**Written request**
Exclude the pictures, then copy all remaining records exactly.

**Data**
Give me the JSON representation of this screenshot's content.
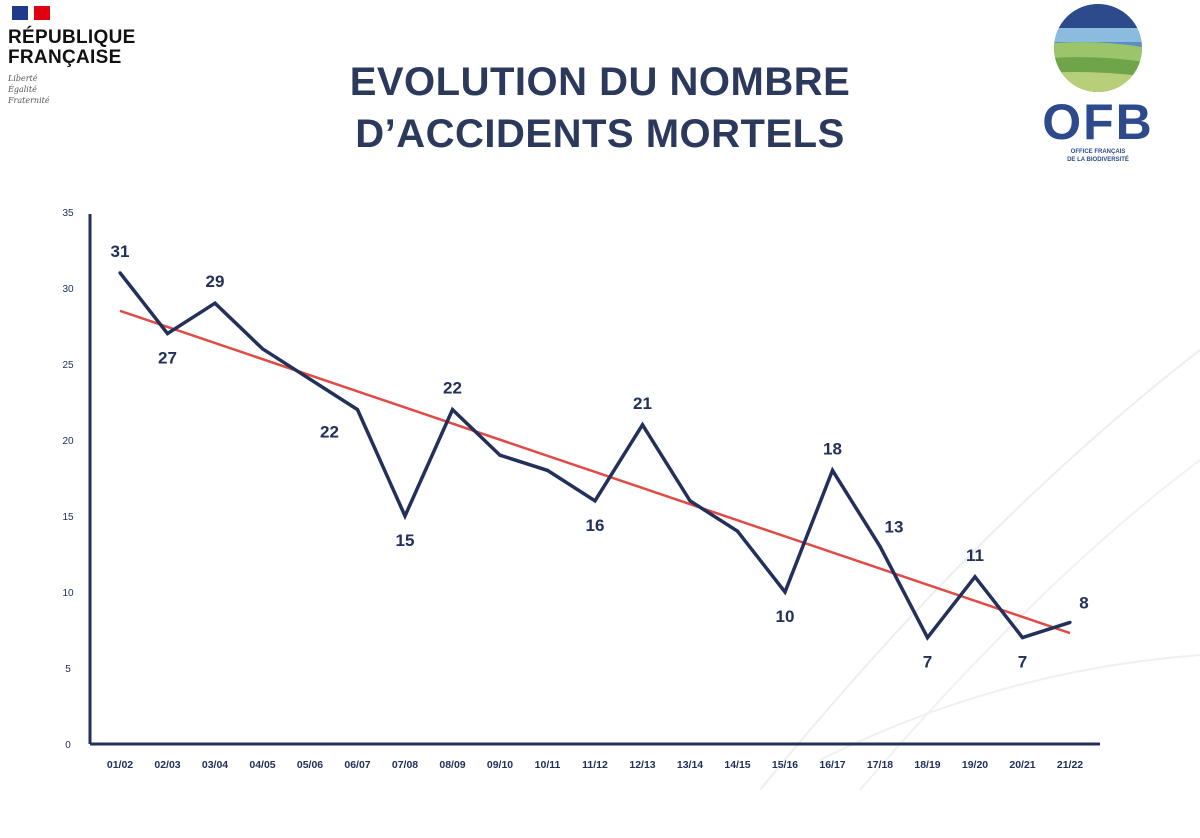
{
  "header": {
    "republic_name": "RÉPUBLIQUE FRANÇAISE",
    "motto": [
      "Liberté",
      "Égalité",
      "Fraternité"
    ],
    "ofb_logo": "OFB",
    "ofb_sub": [
      "OFFICE FRANÇAIS",
      "DE LA BIODIVERSITÉ"
    ]
  },
  "title_lines": [
    "EVOLUTION DU NOMBRE",
    "D’ACCIDENTS MORTELS"
  ],
  "chart_data": {
    "type": "line",
    "categories": [
      "01/02",
      "02/03",
      "03/04",
      "04/05",
      "05/06",
      "06/07",
      "07/08",
      "08/09",
      "09/10",
      "10/11",
      "11/12",
      "12/13",
      "13/14",
      "14/15",
      "15/16",
      "16/17",
      "17/18",
      "18/19",
      "19/20",
      "20/21",
      "21/22"
    ],
    "series": [
      {
        "values": [
          31,
          27,
          29,
          26,
          24,
          22,
          15,
          22,
          19,
          18,
          16,
          21,
          16,
          14,
          10,
          18,
          13,
          7,
          11,
          7,
          8
        ],
        "color": "#22305a"
      }
    ],
    "trendline": {
      "start": 28.5,
      "end": 7.3,
      "color": "#e04b45"
    },
    "data_labels": [
      {
        "index": 0,
        "text": "31",
        "pos": "above"
      },
      {
        "index": 1,
        "text": "27",
        "pos": "below"
      },
      {
        "index": 2,
        "text": "29",
        "pos": "above"
      },
      {
        "index": 5,
        "text": "22",
        "pos": "below-left"
      },
      {
        "index": 6,
        "text": "15",
        "pos": "below"
      },
      {
        "index": 7,
        "text": "22",
        "pos": "above"
      },
      {
        "index": 10,
        "text": "16",
        "pos": "below"
      },
      {
        "index": 11,
        "text": "21",
        "pos": "above"
      },
      {
        "index": 14,
        "text": "10",
        "pos": "below"
      },
      {
        "index": 15,
        "text": "18",
        "pos": "above"
      },
      {
        "index": 16,
        "text": "13",
        "pos": "above-right"
      },
      {
        "index": 17,
        "text": "7",
        "pos": "below"
      },
      {
        "index": 18,
        "text": "11",
        "pos": "above"
      },
      {
        "index": 19,
        "text": "7",
        "pos": "below"
      },
      {
        "index": 20,
        "text": "8",
        "pos": "above-right"
      }
    ],
    "yticks": [
      0,
      5,
      10,
      15,
      20,
      25,
      30,
      35
    ],
    "ylim": [
      0,
      35
    ],
    "grid": false,
    "title": "EVOLUTION DU NOMBRE D’ACCIDENTS MORTELS"
  }
}
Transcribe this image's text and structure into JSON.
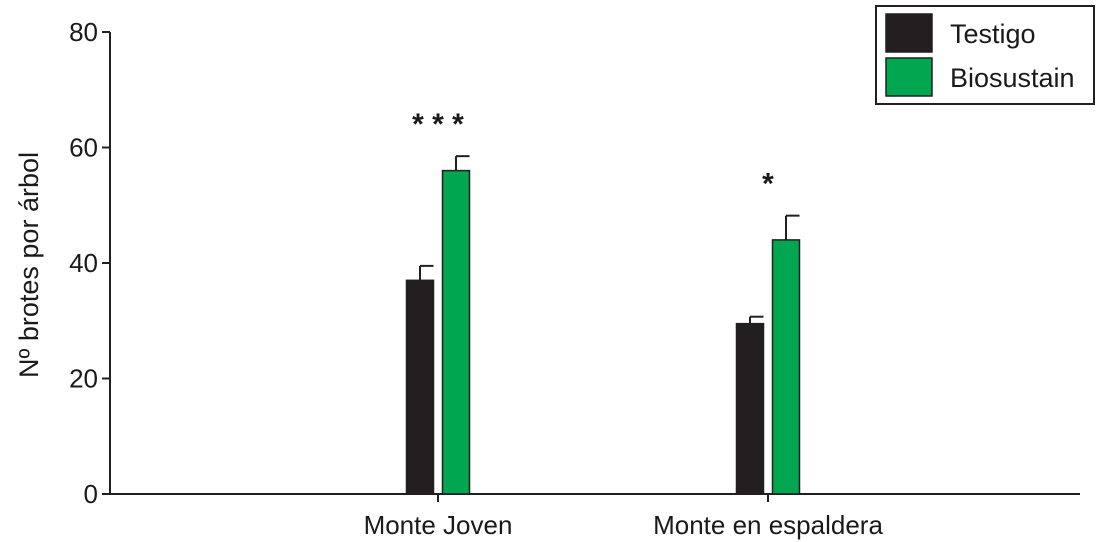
{
  "chart_data": {
    "type": "bar",
    "title": "",
    "xlabel": "",
    "ylabel": "Nº brotes por árbol",
    "ylim": [
      0,
      80
    ],
    "yticks": [
      "0",
      "20",
      "40",
      "60",
      "80"
    ],
    "categories": [
      "Monte Joven",
      "Monte en espaldera"
    ],
    "series": [
      {
        "name": "Testigo",
        "color": "#231f20",
        "values": [
          37,
          29.5
        ],
        "errors": [
          2.5,
          1.2
        ]
      },
      {
        "name": "Biosustain",
        "color": "#00a650",
        "values": [
          56,
          44
        ],
        "errors": [
          2.5,
          4.2
        ]
      }
    ],
    "annotations": [
      "* * *",
      "*"
    ],
    "legend": {
      "position": "top-right"
    },
    "grid": false
  }
}
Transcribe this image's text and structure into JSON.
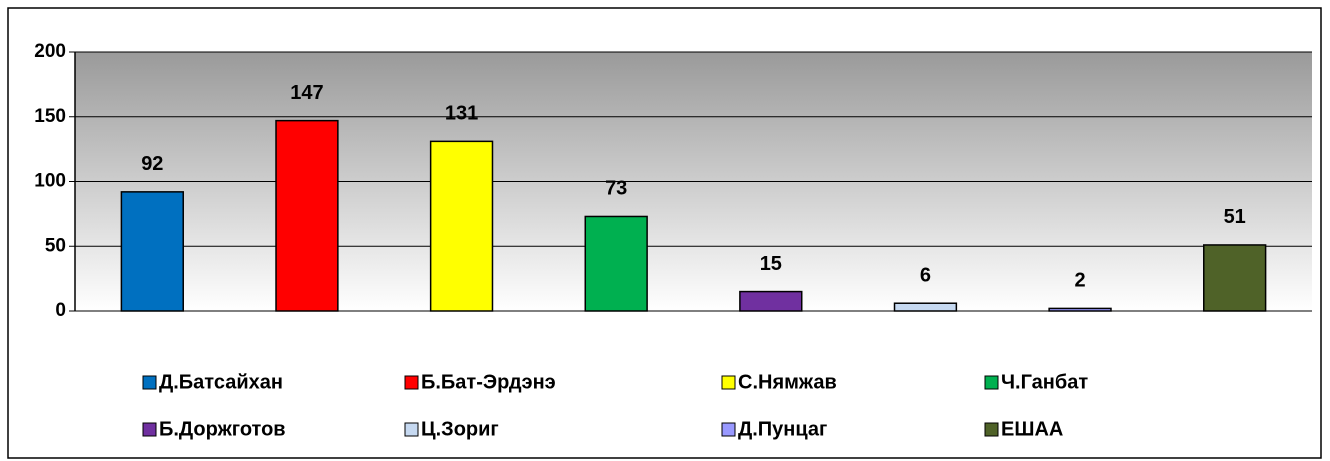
{
  "chart_data": {
    "type": "bar",
    "categories": [
      "Д.Батсайхан",
      "Б.Бат-Эрдэнэ",
      "С.Нямжав",
      "Ч.Ганбат",
      "Б.Доржготов",
      "Ц.Зориг",
      "Д.Пунцаг",
      "ЕШАА"
    ],
    "values": [
      92,
      147,
      131,
      73,
      15,
      6,
      2,
      51
    ],
    "colors": [
      "#0070c0",
      "#ff0000",
      "#ffff00",
      "#00b050",
      "#7030a0",
      "#c6d9f1",
      "#9999ff",
      "#4f6228"
    ],
    "ylim": [
      0,
      200
    ],
    "yticks": [
      0,
      50,
      100,
      150,
      200
    ],
    "grid": true,
    "legend": "bottom"
  }
}
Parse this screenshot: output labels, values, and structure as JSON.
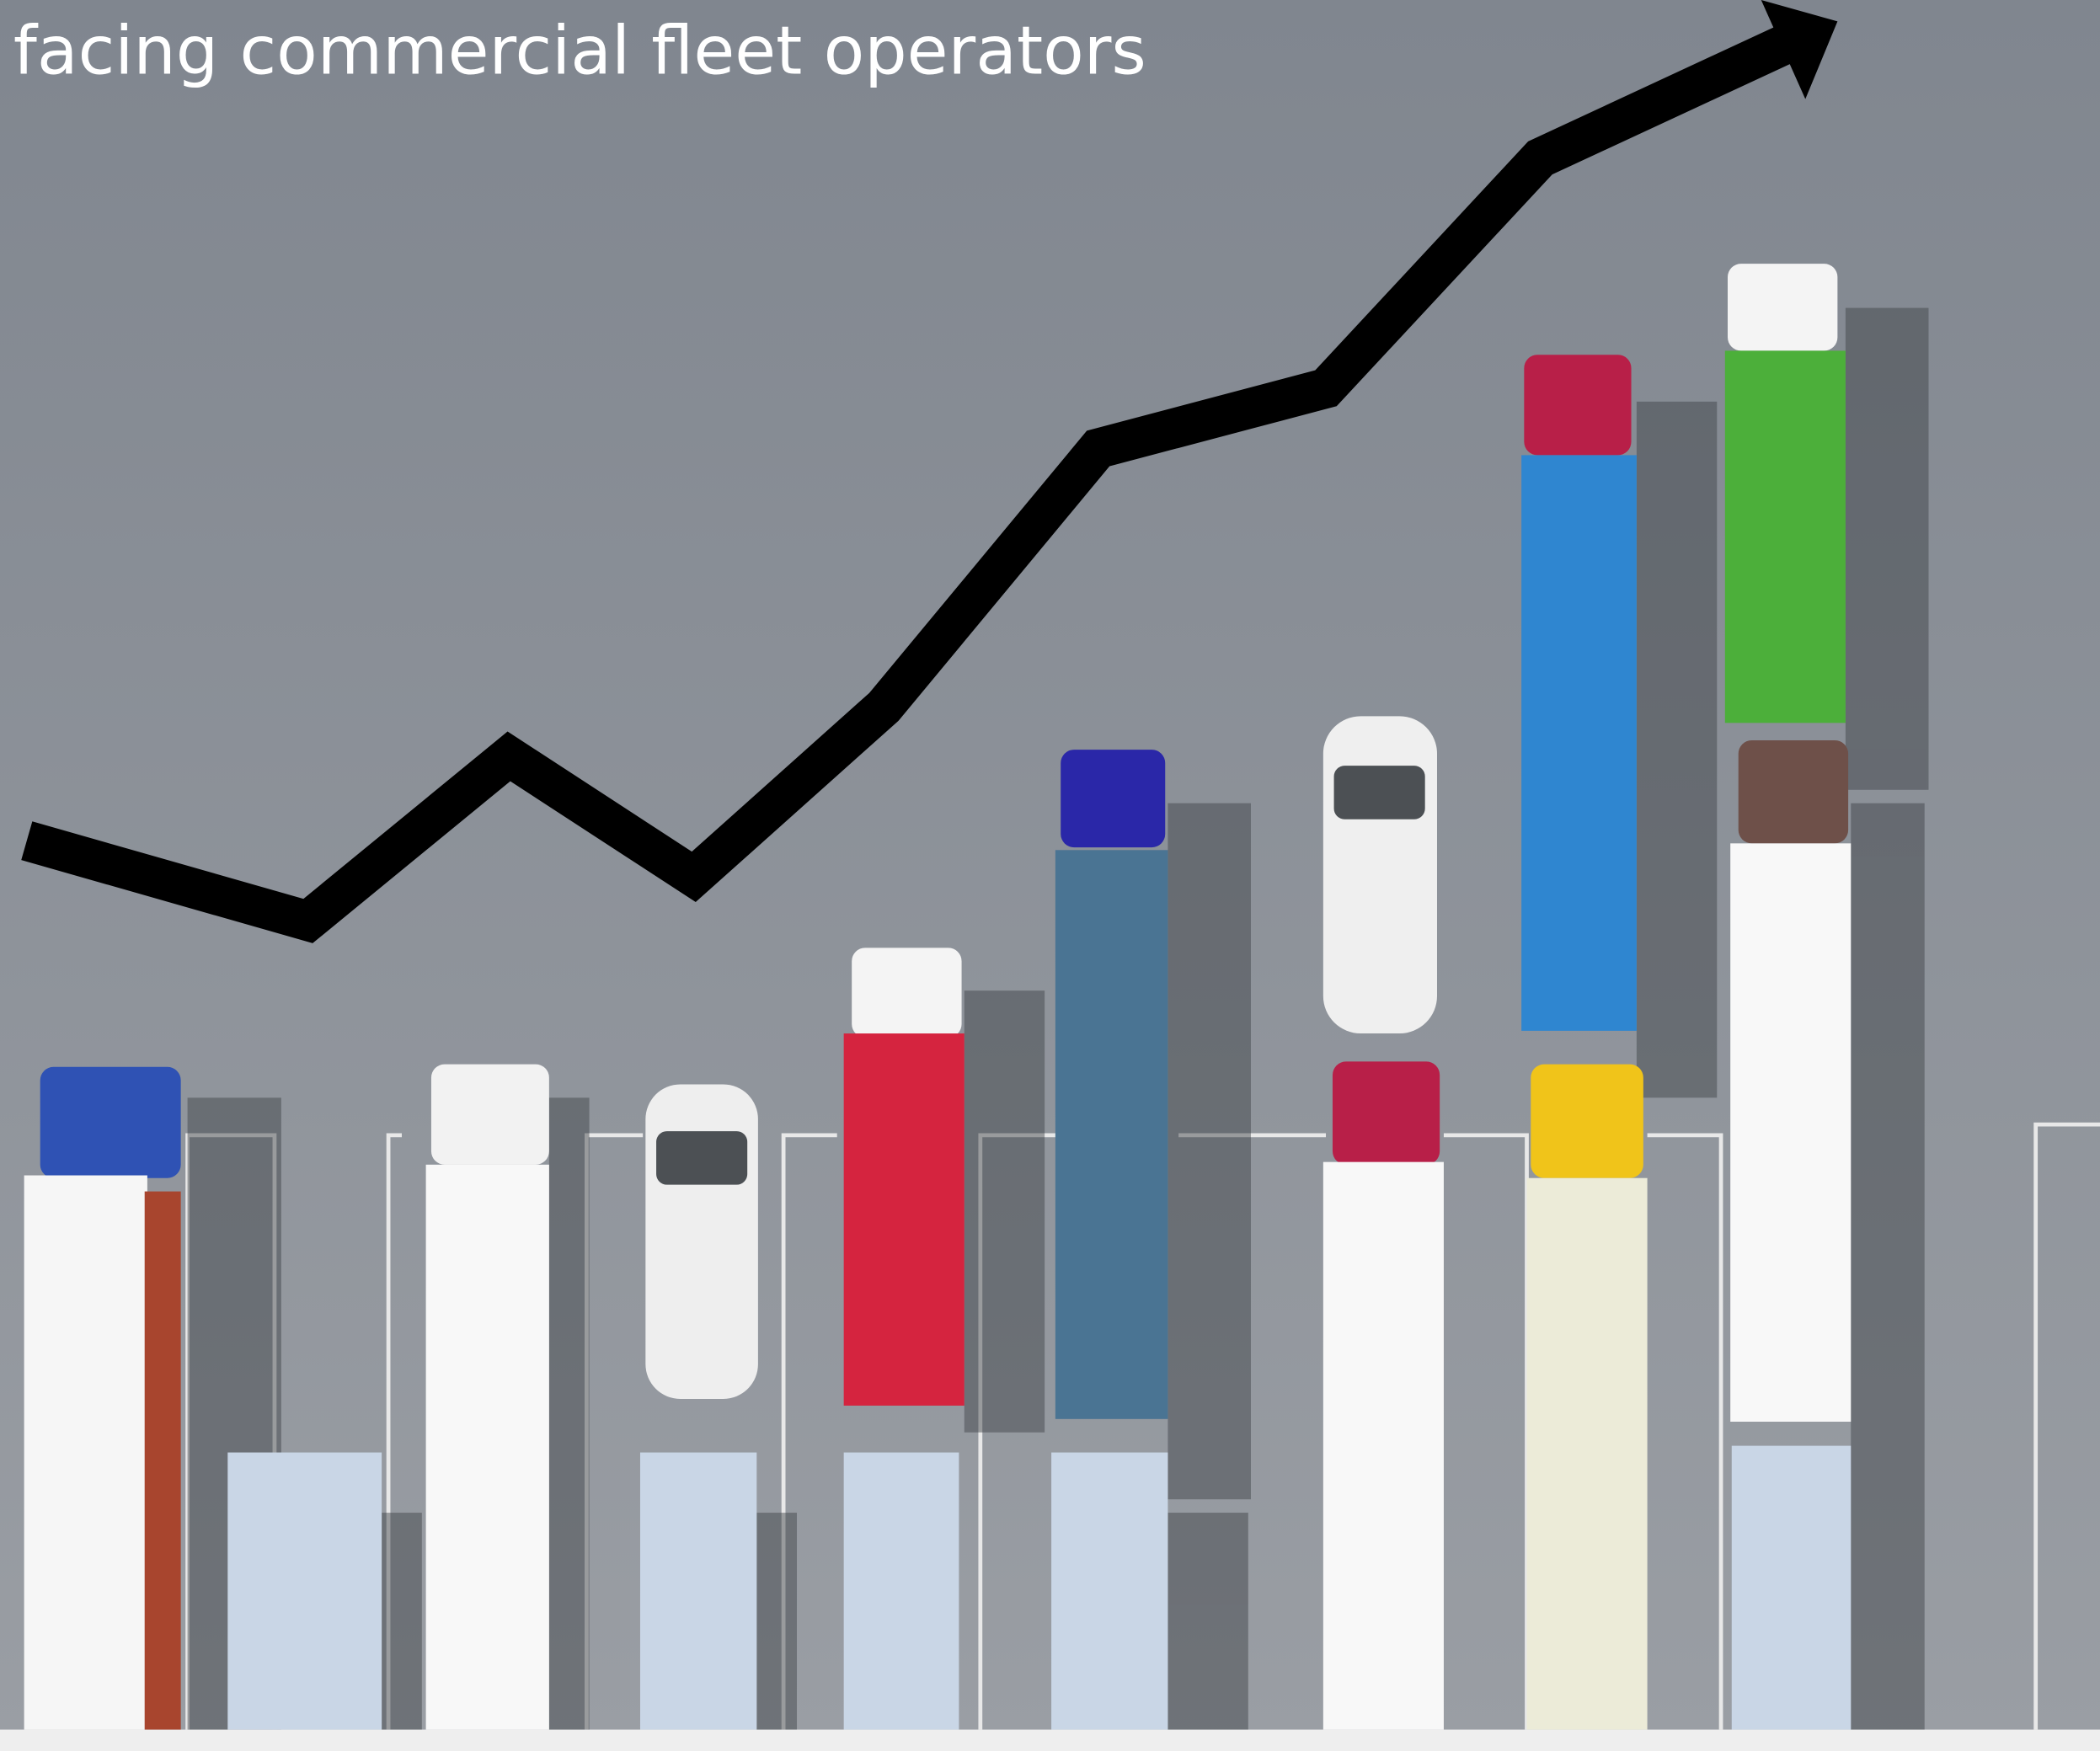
{
  "title": "facing commercial fleet operators"
}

**Expected answer**
Give me the JSON representation of this screenshot's content.
{
  "header": {
    "republic_name": "RÉPUBLIQUE FRANÇAISE",
    "motto": [
      "Liberté",
      "Égalité",
      "Fraternité"
    ],
    "ofb_logo": "OFB",
    "ofb_sub": [
      "OFFICE FRANÇAIS",
      "DE LA BIODIVERSITÉ"
    ]
  },
  "title_lines": [
    "EVOLUTION DU NOMBRE",
    "D’ACCIDENTS MORTELS"
  ],
  "chart_data": {
    "type": "line",
    "categories": [
      "01/02",
      "02/03",
      "03/04",
      "04/05",
      "05/06",
      "06/07",
      "07/08",
      "08/09",
      "09/10",
      "10/11",
      "11/12",
      "12/13",
      "13/14",
      "14/15",
      "15/16",
      "16/17",
      "17/18",
      "18/19",
      "19/20",
      "20/21",
      "21/22"
    ],
    "series": [
      {
        "values": [
          31,
          27,
          29,
          26,
          24,
          22,
          15,
          22,
          19,
          18,
          16,
          21,
          16,
          14,
          10,
          18,
          13,
          7,
          11,
          7,
          8
        ],
        "color": "#22305a"
      }
    ],
    "trendline": {
      "start": 28.5,
      "end": 7.3,
      "color": "#e04b45"
    },
    "data_labels": [
      {
        "index": 0,
        "text": "31",
        "pos": "above"
      },
      {
        "index": 1,
        "text": "27",
        "pos": "below"
      },
      {
        "index": 2,
        "text": "29",
        "pos": "above"
      },
      {
        "index": 5,
        "text": "22",
        "pos": "below-left"
      },
      {
        "index": 6,
        "text": "15",
        "pos": "below"
      },
      {
        "index": 7,
        "text": "22",
        "pos": "above"
      },
      {
        "index": 10,
        "text": "16",
        "pos": "below"
      },
      {
        "index": 11,
        "text": "21",
        "pos": "above"
      },
      {
        "index": 14,
        "text": "10",
        "pos": "below"
      },
      {
        "index": 15,
        "text": "18",
        "pos": "above"
      },
      {
        "index": 16,
        "text": "13",
        "pos": "above-right"
      },
      {
        "index": 17,
        "text": "7",
        "pos": "below"
      },
      {
        "index": 18,
        "text": "11",
        "pos": "above"
      },
      {
        "index": 19,
        "text": "7",
        "pos": "below"
      },
      {
        "index": 20,
        "text": "8",
        "pos": "above-right"
      }
    ],
    "yticks": [
      0,
      5,
      10,
      15,
      20,
      25,
      30,
      35
    ],
    "ylim": [
      0,
      35
    ],
    "grid": false,
    "title": "EVOLUTION DU NOMBRE D’ACCIDENTS MORTELS"
  }
}
Transcribe this image's text and structure into JSON.
{
  "chart_data": {
    "type": "bar",
    "title": "",
    "xlabel": "",
    "ylabel": "Nº brotes por árbol",
    "ylim": [
      0,
      80
    ],
    "yticks": [
      "0",
      "20",
      "40",
      "60",
      "80"
    ],
    "categories": [
      "Monte Joven",
      "Monte en espaldera"
    ],
    "series": [
      {
        "name": "Testigo",
        "color": "#231f20",
        "values": [
          37,
          29.5
        ],
        "errors": [
          2.5,
          1.2
        ]
      },
      {
        "name": "Biosustain",
        "color": "#00a650",
        "values": [
          56,
          44
        ],
        "errors": [
          2.5,
          4.2
        ]
      }
    ],
    "annotations": [
      "* * *",
      "*"
    ],
    "legend": {
      "position": "top-right"
    },
    "grid": false
  }
}
Transcribe this image's text and structure into JSON.
{
  "chart_data": {
    "type": "bar",
    "categories": [
      "Д.Батсайхан",
      "Б.Бат-Эрдэнэ",
      "С.Нямжав",
      "Ч.Ганбат",
      "Б.Доржготов",
      "Ц.Зориг",
      "Д.Пунцаг",
      "ЕШАА"
    ],
    "values": [
      92,
      147,
      131,
      73,
      15,
      6,
      2,
      51
    ],
    "colors": [
      "#0070c0",
      "#ff0000",
      "#ffff00",
      "#00b050",
      "#7030a0",
      "#c6d9f1",
      "#9999ff",
      "#4f6228"
    ],
    "ylim": [
      0,
      200
    ],
    "yticks": [
      0,
      50,
      100,
      150,
      200
    ],
    "grid": true,
    "legend": "bottom"
  }
}
Parse this screenshot: output labels, values, and structure as JSON.
{
  "title": "facing commercial fleet operators"
}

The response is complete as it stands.